§ STATED TASK: Report, as a bare number, how many lines contain the string "popraviti".

— BEGIN DATASET ROWS —

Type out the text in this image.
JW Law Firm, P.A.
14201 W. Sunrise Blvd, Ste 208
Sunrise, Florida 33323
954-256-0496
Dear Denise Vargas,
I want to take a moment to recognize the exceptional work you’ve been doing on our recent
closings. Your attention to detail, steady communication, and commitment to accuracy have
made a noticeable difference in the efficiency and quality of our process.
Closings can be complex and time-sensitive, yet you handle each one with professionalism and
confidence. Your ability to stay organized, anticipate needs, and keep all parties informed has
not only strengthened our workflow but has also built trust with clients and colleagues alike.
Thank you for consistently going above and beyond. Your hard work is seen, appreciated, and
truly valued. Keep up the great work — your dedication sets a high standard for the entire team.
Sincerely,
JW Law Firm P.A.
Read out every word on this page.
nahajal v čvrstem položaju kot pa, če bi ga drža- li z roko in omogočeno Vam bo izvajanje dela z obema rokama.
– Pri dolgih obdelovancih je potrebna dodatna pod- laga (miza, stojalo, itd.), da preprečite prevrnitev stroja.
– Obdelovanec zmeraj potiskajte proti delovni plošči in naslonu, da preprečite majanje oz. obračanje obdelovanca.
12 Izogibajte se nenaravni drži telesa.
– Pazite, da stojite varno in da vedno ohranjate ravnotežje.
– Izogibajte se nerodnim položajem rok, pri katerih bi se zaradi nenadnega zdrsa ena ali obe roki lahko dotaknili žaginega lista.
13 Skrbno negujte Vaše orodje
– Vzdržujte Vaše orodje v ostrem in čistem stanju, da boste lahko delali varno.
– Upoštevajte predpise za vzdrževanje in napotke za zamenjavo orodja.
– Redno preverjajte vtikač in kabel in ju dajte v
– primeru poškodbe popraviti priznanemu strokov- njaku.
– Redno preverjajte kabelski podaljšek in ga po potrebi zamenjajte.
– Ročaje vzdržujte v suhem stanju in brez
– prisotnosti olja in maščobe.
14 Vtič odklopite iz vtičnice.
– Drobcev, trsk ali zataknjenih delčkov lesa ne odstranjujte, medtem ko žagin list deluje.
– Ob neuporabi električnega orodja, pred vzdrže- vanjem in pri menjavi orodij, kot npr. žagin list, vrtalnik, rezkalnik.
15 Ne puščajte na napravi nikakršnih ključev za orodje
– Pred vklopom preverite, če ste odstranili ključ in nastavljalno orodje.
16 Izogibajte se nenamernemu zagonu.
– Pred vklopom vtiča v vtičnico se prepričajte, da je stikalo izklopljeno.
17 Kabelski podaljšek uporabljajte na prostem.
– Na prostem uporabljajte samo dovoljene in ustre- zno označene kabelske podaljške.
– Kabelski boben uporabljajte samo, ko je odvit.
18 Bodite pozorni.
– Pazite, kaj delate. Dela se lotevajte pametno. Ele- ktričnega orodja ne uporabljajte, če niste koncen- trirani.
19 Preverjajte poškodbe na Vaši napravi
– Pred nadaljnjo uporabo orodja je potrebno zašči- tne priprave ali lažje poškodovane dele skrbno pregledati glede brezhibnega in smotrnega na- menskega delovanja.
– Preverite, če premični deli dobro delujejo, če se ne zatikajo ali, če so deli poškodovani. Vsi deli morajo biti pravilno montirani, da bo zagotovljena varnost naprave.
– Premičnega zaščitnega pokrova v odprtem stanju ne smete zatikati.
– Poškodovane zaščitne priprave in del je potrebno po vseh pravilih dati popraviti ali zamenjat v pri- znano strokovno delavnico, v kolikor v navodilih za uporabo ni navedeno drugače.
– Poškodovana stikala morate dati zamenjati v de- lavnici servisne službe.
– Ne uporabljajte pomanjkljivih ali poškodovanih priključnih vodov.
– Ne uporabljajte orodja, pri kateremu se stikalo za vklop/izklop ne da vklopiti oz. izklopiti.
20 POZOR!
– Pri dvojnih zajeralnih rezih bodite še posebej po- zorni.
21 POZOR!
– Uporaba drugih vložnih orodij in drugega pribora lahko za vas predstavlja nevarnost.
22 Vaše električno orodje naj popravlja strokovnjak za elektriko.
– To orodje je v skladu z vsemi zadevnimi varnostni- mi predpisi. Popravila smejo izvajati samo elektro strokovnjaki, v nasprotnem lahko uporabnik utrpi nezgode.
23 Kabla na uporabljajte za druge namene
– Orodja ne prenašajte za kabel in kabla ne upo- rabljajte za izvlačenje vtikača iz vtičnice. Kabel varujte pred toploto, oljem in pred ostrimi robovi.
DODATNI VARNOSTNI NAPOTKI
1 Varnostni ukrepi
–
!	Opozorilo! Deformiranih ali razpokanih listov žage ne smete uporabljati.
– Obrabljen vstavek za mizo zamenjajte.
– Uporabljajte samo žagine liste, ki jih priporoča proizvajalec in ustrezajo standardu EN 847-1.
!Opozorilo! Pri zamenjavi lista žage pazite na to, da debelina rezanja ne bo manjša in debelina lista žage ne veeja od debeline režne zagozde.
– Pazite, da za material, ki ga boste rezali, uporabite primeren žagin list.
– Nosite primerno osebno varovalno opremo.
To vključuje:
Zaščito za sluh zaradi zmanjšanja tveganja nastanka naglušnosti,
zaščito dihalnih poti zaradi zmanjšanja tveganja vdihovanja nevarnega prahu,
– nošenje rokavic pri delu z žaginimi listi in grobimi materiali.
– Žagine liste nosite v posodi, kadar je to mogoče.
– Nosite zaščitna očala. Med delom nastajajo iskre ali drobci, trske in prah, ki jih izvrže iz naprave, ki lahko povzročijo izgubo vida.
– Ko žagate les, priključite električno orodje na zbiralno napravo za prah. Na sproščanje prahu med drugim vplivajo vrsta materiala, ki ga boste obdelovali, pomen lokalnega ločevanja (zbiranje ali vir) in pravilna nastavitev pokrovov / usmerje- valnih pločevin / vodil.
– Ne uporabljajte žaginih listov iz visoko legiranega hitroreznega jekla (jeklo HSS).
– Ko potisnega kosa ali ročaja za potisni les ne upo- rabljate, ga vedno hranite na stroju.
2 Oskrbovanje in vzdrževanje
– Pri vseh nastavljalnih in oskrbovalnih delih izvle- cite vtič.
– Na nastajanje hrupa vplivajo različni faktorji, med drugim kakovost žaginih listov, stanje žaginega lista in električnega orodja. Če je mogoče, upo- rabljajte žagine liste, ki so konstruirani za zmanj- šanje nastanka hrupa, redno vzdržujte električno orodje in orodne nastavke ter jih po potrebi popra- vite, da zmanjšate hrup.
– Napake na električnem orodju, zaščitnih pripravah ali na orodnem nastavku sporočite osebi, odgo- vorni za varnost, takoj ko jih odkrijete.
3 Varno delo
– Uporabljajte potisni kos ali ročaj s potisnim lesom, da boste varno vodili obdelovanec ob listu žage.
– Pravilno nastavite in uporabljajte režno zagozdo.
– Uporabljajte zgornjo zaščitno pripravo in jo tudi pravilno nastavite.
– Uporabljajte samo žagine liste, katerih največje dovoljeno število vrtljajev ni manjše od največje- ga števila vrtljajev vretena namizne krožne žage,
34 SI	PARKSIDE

— END DATASET ROWS —

§ OUTPUT: 2